** Start Records supplied **

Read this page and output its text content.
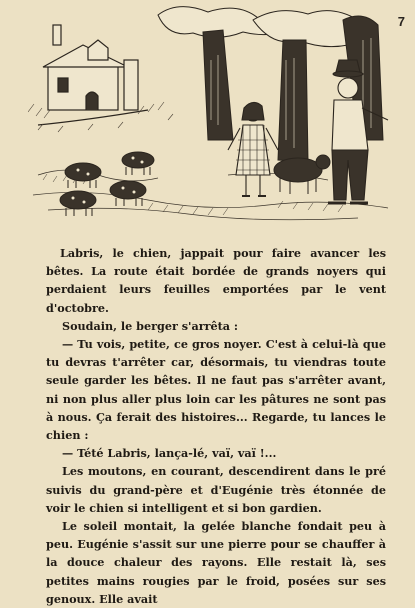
7

Labris, le chien, jappait pour faire avancer les bêtes. La route était bordée de grands noyers qui perdaient leurs feuilles emportées par le vent d'octobre.

Soudain, le berger s'arrêta :

— Tu vois, petite, ce gros noyer. C'est à celui-là que tu devras t'arrêter car, désormais, tu viendras toute seule garder les bêtes. Il ne faut pas s'arrêter avant, ni non plus aller plus loin car les pâtures ne sont pas à nous. Ça ferait des histoires... Regarde, tu lances le chien :

— Tété Labris, lança-lé, vaï, vaï !...

Les moutons, en courant, descendirent dans le pré suivis du grand-père et d'Eugénie très étonnée de voir le chien si intelligent et si bon gardien.

Le soleil montait, la gelée blanche fondait peu à peu. Eugénie s'assit sur une pierre pour se chauffer à la douce chaleur des rayons. Elle restait là, ses petites mains rougies par le froid, posées sur ses genoux. Elle avait
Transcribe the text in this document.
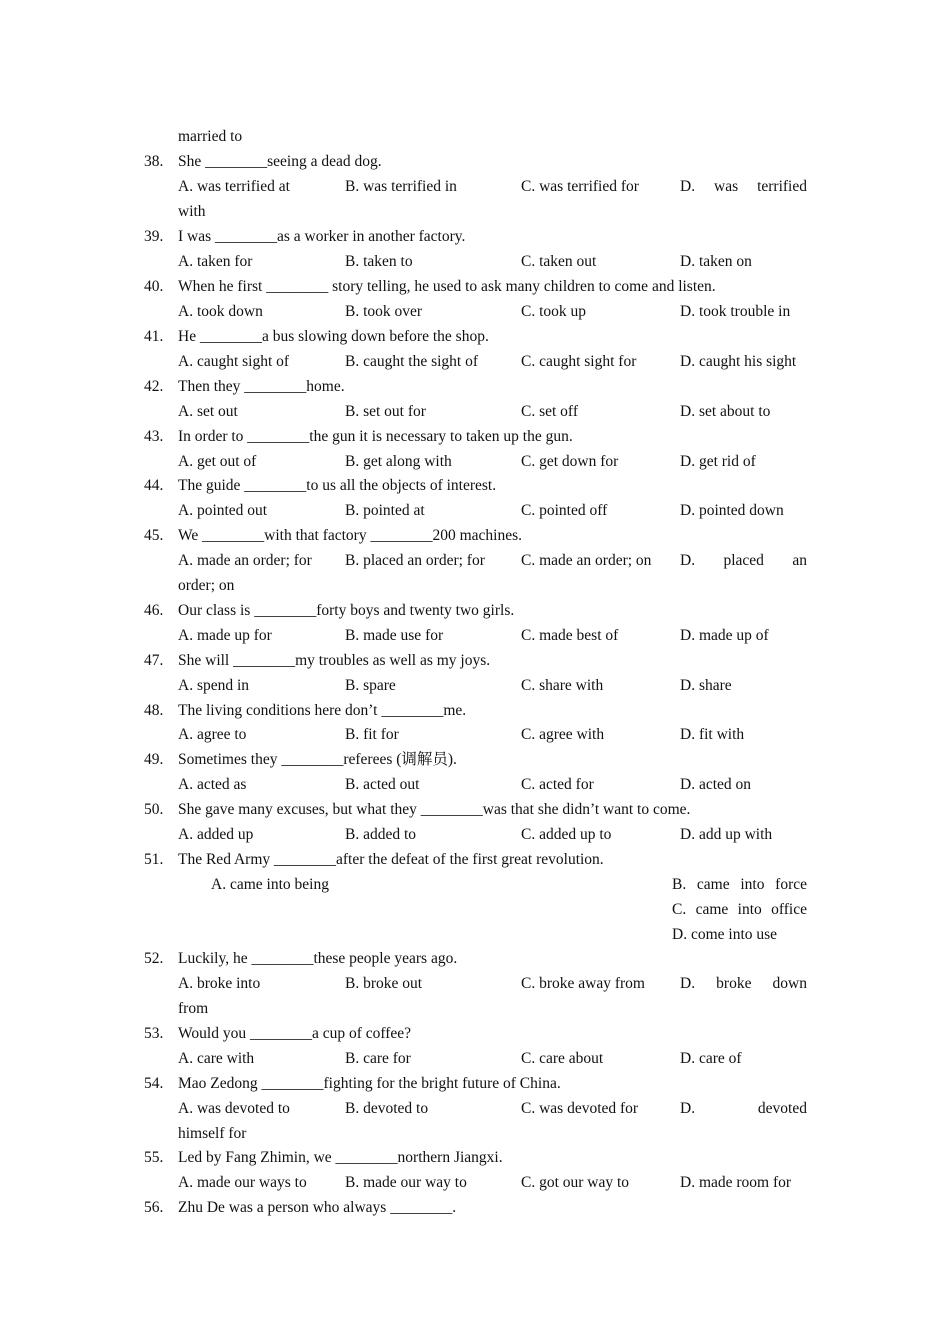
married to
38. She ________seeing a dead dog.
A. was terrified at	B. was terrified in	C. was terrified for	D. was terrified
with
39. I was ________as a worker in another factory.
A. taken for	B. taken to	C. taken out	D. taken on
40. When he first ________ story telling, he used to ask many children to come and listen.
A. took down	B. took over	C. took up	D. took trouble in
41. He ________a bus slowing down before the shop.
A. caught sight of	B. caught the sight of	C. caught sight for	D. caught his sight
42. Then they ________home.
A. set out	B. set out for	C. set off	D. set about to
43. In order to ________the gun it is necessary to taken up the gun.
A. get out of	B. get along with	C. get down for	D. get rid of
44. The guide ________to us all the objects of interest.
A. pointed out	B. pointed at	C. pointed off	D. pointed down
45. We ________with that factory ________200 machines.
A. made an order; for B. placed an order; for C. made an order; on D. placed an
order; on
46. Our class is ________forty boys and twenty two girls.
A. made up for	B. made use for	C. made best of	D. made up of
47. She will ________my troubles as well as my joys.
A. spend in	B. spare	C. share with	D. share
48. The living conditions here don’t ________me.
A. agree to	B. fit for	C. agree with	D. fit with
49. Sometimes they ________referees (调解员).
A. acted as	B. acted out	C. acted for	D. acted on
50. She gave many excuses, but what they ________was that she didn’t want to come.
A. added up	B. added to	C. added up to	D. add up with
51. The Red Army ________after the defeat of the first great revolution.
A. came into being	B. came into force
C. came into office
D. come into use
52. Luckily, he ________these people years ago.
A. broke into	B. broke out	C. broke away from D. broke down
from
53. Would you ________a cup of coffee?
A. care with	B. care for	C. care about	D. care of
54. Mao Zedong ________fighting for the bright future of China.
A. was devoted to	B. devoted to	C. was devoted for	D.	devoted
himself for
55. Led by Fang Zhimin, we ________northern Jiangxi.
A. made our ways to B. made our way to	C. got our way to	D. made room for
56. Zhu De was a person who always ________.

** End Records supplied **

### [Work instructions]
Write out each line of the data exactly; the images should be left out.

### [Task result]
Read this page and output its text content.
7

Labris, le chien, jappait pour faire avancer les bêtes. La route était bordée de grands noyers qui perdaient leurs feuilles emportées par le vent d'octobre.

Soudain, le berger s'arrêta :

— Tu vois, petite, ce gros noyer. C'est à celui-là que tu devras t'arrêter car, désormais, tu viendras toute seule garder les bêtes. Il ne faut pas s'arrêter avant, ni non plus aller plus loin car les pâtures ne sont pas à nous. Ça ferait des histoires... Regarde, tu lances le chien :

— Tété Labris, lança-lé, vaï, vaï !...

Les moutons, en courant, descendirent dans le pré suivis du grand-père et d'Eugénie très étonnée de voir le chien si intelligent et si bon gardien.

Le soleil montait, la gelée blanche fondait peu à peu. Eugénie s'assit sur une pierre pour se chauffer à la douce chaleur des rayons. Elle restait là, ses petites mains rougies par le froid, posées sur ses genoux. Elle avait
Transcribe the text in this document.
married to
38. She ________seeing a dead dog.
A. was terrified at	B. was terrified in	C. was terrified for	D. was terrified
with
39. I was ________as a worker in another factory.
A. taken for	B. taken to	C. taken out	D. taken on
40. When he first ________ story telling, he used to ask many children to come and listen.
A. took down	B. took over	C. took up	D. took trouble in
41. He ________a bus slowing down before the shop.
A. caught sight of	B. caught the sight of	C. caught sight for	D. caught his sight
42. Then they ________home.
A. set out	B. set out for	C. set off	D. set about to
43. In order to ________the gun it is necessary to taken up the gun.
A. get out of	B. get along with	C. get down for	D. get rid of
44. The guide ________to us all the objects of interest.
A. pointed out	B. pointed at	C. pointed off	D. pointed down
45. We ________with that factory ________200 machines.
A. made an order; for B. placed an order; for C. made an order; on D. placed an
order; on
46. Our class is ________forty boys and twenty two girls.
A. made up for	B. made use for	C. made best of	D. made up of
47. She will ________my troubles as well as my joys.
A. spend in	B. spare	C. share with	D. share
48. The living conditions here don’t ________me.
A. agree to	B. fit for	C. agree with	D. fit with
49. Sometimes they ________referees (调解员).
A. acted as	B. acted out	C. acted for	D. acted on
50. She gave many excuses, but what they ________was that she didn’t want to come.
A. added up	B. added to	C. added up to	D. add up with
51. The Red Army ________after the defeat of the first great revolution.
A. came into being	B. came into force
C. came into office
D. come into use
52. Luckily, he ________these people years ago.
A. broke into	B. broke out	C. broke away from D. broke down
from
53. Would you ________a cup of coffee?
A. care with	B. care for	C. care about	D. care of
54. Mao Zedong ________fighting for the bright future of China.
A. was devoted to	B. devoted to	C. was devoted for	D.	devoted
himself for
55. Led by Fang Zhimin, we ________northern Jiangxi.
A. made our ways to B. made our way to	C. got our way to	D. made room for
56. Zhu De was a person who always ________.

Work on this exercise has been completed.